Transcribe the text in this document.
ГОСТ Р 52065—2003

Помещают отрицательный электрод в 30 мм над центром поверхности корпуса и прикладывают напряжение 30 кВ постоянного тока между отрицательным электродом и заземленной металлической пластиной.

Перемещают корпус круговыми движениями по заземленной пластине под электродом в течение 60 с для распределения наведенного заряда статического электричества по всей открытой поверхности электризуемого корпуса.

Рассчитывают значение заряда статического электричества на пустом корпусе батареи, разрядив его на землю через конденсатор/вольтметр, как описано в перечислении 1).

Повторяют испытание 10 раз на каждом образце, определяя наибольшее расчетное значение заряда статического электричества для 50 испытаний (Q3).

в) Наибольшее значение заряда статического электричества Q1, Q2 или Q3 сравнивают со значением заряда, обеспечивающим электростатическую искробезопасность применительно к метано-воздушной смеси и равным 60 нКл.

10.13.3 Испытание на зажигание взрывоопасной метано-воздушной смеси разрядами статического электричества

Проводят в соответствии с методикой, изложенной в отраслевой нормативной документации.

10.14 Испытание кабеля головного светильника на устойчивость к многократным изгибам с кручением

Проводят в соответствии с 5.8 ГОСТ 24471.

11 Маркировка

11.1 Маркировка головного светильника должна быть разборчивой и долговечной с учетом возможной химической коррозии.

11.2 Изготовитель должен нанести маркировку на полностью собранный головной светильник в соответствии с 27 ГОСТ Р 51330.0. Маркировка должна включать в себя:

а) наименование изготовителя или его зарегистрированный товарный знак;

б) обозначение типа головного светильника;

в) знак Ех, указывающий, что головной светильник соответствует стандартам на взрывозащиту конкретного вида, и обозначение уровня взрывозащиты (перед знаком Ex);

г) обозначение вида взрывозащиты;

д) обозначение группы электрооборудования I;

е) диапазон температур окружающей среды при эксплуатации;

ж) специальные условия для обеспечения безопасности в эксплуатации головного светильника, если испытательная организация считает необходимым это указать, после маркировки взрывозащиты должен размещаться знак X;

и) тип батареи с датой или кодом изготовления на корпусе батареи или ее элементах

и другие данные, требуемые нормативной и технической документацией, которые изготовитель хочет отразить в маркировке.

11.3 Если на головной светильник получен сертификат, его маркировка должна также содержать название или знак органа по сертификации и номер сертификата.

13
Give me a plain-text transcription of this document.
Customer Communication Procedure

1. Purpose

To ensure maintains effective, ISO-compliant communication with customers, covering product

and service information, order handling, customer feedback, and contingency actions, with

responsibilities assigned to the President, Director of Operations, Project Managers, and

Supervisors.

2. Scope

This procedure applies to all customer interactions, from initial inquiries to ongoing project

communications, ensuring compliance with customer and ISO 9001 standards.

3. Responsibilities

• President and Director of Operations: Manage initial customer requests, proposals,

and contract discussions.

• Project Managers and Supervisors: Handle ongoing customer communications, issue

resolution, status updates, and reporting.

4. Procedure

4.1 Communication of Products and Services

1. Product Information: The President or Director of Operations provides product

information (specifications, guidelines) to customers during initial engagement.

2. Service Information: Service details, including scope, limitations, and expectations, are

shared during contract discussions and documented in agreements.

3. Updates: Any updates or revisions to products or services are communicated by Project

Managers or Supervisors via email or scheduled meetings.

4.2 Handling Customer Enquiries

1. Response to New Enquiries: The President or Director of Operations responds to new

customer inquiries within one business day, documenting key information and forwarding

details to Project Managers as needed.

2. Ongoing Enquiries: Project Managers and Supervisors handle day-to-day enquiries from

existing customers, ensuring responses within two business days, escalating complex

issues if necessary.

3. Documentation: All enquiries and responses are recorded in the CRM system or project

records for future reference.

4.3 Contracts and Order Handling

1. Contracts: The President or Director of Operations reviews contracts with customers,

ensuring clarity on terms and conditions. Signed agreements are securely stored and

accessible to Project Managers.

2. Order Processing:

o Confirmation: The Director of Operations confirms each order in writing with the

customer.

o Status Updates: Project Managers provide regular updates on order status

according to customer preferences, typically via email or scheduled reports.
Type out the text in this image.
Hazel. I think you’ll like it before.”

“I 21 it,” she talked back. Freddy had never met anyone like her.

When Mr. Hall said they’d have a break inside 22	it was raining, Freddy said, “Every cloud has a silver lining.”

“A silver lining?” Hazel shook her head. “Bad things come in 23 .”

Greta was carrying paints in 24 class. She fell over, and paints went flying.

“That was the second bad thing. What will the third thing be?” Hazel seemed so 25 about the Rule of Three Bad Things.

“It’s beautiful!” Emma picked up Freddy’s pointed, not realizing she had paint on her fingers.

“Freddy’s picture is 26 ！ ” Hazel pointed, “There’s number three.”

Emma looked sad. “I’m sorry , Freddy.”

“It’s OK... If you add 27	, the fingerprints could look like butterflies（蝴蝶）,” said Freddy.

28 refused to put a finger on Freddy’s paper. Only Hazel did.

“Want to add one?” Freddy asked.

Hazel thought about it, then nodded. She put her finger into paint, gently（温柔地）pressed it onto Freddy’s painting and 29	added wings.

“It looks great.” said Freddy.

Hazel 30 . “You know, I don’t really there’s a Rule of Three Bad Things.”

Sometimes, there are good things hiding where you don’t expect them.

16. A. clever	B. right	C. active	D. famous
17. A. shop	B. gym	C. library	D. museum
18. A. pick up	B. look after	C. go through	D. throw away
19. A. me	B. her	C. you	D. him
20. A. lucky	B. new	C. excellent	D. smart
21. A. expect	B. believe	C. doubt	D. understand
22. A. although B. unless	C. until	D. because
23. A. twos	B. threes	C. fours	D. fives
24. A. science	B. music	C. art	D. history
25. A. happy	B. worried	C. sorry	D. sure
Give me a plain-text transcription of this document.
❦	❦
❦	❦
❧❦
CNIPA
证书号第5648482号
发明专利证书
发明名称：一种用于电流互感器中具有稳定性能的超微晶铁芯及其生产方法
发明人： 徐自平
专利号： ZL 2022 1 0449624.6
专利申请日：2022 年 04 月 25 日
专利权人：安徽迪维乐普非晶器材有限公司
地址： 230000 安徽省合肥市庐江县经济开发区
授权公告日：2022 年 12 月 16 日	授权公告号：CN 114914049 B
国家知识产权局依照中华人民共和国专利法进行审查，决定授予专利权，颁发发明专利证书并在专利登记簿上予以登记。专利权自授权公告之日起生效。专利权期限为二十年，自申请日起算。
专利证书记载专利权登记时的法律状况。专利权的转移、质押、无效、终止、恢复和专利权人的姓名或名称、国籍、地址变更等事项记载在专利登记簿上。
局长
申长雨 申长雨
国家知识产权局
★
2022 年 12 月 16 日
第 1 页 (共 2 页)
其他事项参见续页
__________________________________________________
| What the task requires |
Repeat every entry exactly as written above.

| Result of this exercise |
Transcribe the text in this document.
ГОСТ Р 52065—2003

Помещают отрицательный электрод в 30 мм над центром поверхности корпуса и прикладывают напряжение 30 кВ постоянного тока между отрицательным электродом и заземленной металлической пластиной.

Перемещают корпус круговыми движениями по заземленной пластине под электродом в течение 60 с для распределения наведенного заряда статического электричества по всей открытой поверхности электризуемого корпуса.

Рассчитывают значение заряда статического электричества на пустом корпусе батареи, разрядив его на землю через конденсатор/вольтметр, как описано в перечислении 1).

Повторяют испытание 10 раз на каждом образце, определяя наибольшее расчетное значение заряда статического электричества для 50 испытаний (Q3).

в) Наибольшее значение заряда статического электричества Q1, Q2 или Q3 сравнивают со значением заряда, обеспечивающим электростатическую искробезопасность применительно к метано-воздушной смеси и равным 60 нКл.

10.13.3 Испытание на зажигание взрывоопасной метано-воздушной смеси разрядами статического электричества

Проводят в соответствии с методикой, изложенной в отраслевой нормативной документации.

10.14 Испытание кабеля головного светильника на устойчивость к многократным изгибам с кручением

Проводят в соответствии с 5.8 ГОСТ 24471.

11 Маркировка

11.1 Маркировка головного светильника должна быть разборчивой и долговечной с учетом возможной химической коррозии.

11.2 Изготовитель должен нанести маркировку на полностью собранный головной светильник в соответствии с 27 ГОСТ Р 51330.0. Маркировка должна включать в себя:

а) наименование изготовителя или его зарегистрированный товарный знак;

б) обозначение типа головного светильника;

в) знак Ех, указывающий, что головной светильник соответствует стандартам на взрывозащиту конкретного вида, и обозначение уровня взрывозащиты (перед знаком Ex);

г) обозначение вида взрывозащиты;

д) обозначение группы электрооборудования I;

е) диапазон температур окружающей среды при эксплуатации;

ж) специальные условия для обеспечения безопасности в эксплуатации головного светильника, если испытательная организация считает необходимым это указать, после маркировки взрывозащиты должен размещаться знак X;

и) тип батареи с датой или кодом изготовления на корпусе батареи или ее элементах

и другие данные, требуемые нормативной и технической документацией, которые изготовитель хочет отразить в маркировке.

11.3 Если на головной светильник получен сертификат, его маркировка должна также содержать название или знак органа по сертификации и номер сертификата.

13
Give me a plain-text transcription of this document.
Customer Communication Procedure

1. Purpose

To ensure maintains effective, ISO-compliant communication with customers, covering product

and service information, order handling, customer feedback, and contingency actions, with

responsibilities assigned to the President, Director of Operations, Project Managers, and

Supervisors.

2. Scope

This procedure applies to all customer interactions, from initial inquiries to ongoing project

communications, ensuring compliance with customer and ISO 9001 standards.

3. Responsibilities

• President and Director of Operations: Manage initial customer requests, proposals,

and contract discussions.

• Project Managers and Supervisors: Handle ongoing customer communications, issue

resolution, status updates, and reporting.

4. Procedure

4.1 Communication of Products and Services

1. Product Information: The President or Director of Operations provides product

information (specifications, guidelines) to customers during initial engagement.

2. Service Information: Service details, including scope, limitations, and expectations, are

shared during contract discussions and documented in agreements.

3. Updates: Any updates or revisions to products or services are communicated by Project

Managers or Supervisors via email or scheduled meetings.

4.2 Handling Customer Enquiries

1. Response to New Enquiries: The President or Director of Operations responds to new

customer inquiries within one business day, documenting key information and forwarding

details to Project Managers as needed.

2. Ongoing Enquiries: Project Managers and Supervisors handle day-to-day enquiries from

existing customers, ensuring responses within two business days, escalating complex

issues if necessary.

3. Documentation: All enquiries and responses are recorded in the CRM system or project

records for future reference.

4.3 Contracts and Order Handling

1. Contracts: The President or Director of Operations reviews contracts with customers,

ensuring clarity on terms and conditions. Signed agreements are securely stored and

accessible to Project Managers.

2. Order Processing:

o Confirmation: The Director of Operations confirms each order in writing with the

customer.

o Status Updates: Project Managers provide regular updates on order status

according to customer preferences, typically via email or scheduled reports.
Type out the text in this image.
Hazel. I think you’ll like it before.”

“I 21 it,” she talked back. Freddy had never met anyone like her.

When Mr. Hall said they’d have a break inside 22	it was raining, Freddy said, “Every cloud has a silver lining.”

“A silver lining?” Hazel shook her head. “Bad things come in 23 .”

Greta was carrying paints in 24 class. She fell over, and paints went flying.

“That was the second bad thing. What will the third thing be?” Hazel seemed so 25 about the Rule of Three Bad Things.

“It’s beautiful!” Emma picked up Freddy’s pointed, not realizing she had paint on her fingers.

“Freddy’s picture is 26 ！ ” Hazel pointed, “There’s number three.”

Emma looked sad. “I’m sorry , Freddy.”

“It’s OK... If you add 27	, the fingerprints could look like butterflies（蝴蝶）,” said Freddy.

28 refused to put a finger on Freddy’s paper. Only Hazel did.

“Want to add one?” Freddy asked.

Hazel thought about it, then nodded. She put her finger into paint, gently（温柔地）pressed it onto Freddy’s painting and 29	added wings.

“It looks great.” said Freddy.

Hazel 30 . “You know, I don’t really there’s a Rule of Three Bad Things.”

Sometimes, there are good things hiding where you don’t expect them.

16. A. clever	B. right	C. active	D. famous
17. A. shop	B. gym	C. library	D. museum
18. A. pick up	B. look after	C. go through	D. throw away
19. A. me	B. her	C. you	D. him
20. A. lucky	B. new	C. excellent	D. smart
21. A. expect	B. believe	C. doubt	D. understand
22. A. although B. unless	C. until	D. because
23. A. twos	B. threes	C. fours	D. fives
24. A. science	B. music	C. art	D. history
25. A. happy	B. worried	C. sorry	D. sure
Give me a plain-text transcription of this document.
❦	❦
❦	❦
❧❦
CNIPA
证书号第5648482号
发明专利证书
发明名称：一种用于电流互感器中具有稳定性能的超微晶铁芯及其生产方法
发明人： 徐自平
专利号： ZL 2022 1 0449624.6
专利申请日：2022 年 04 月 25 日
专利权人：安徽迪维乐普非晶器材有限公司
地址： 230000 安徽省合肥市庐江县经济开发区
授权公告日：2022 年 12 月 16 日	授权公告号：CN 114914049 B
国家知识产权局依照中华人民共和国专利法进行审查，决定授予专利权，颁发发明专利证书并在专利登记簿上予以登记。专利权自授权公告之日起生效。专利权期限为二十年，自申请日起算。
专利证书记载专利权登记时的法律状况。专利权的转移、质押、无效、终止、恢复和专利权人的姓名或名称、国籍、地址变更等事项记载在专利登记簿上。
局长
申长雨 申长雨
国家知识产权局
★
2022 年 12 月 16 日
第 1 页 (共 2 页)
其他事项参见续页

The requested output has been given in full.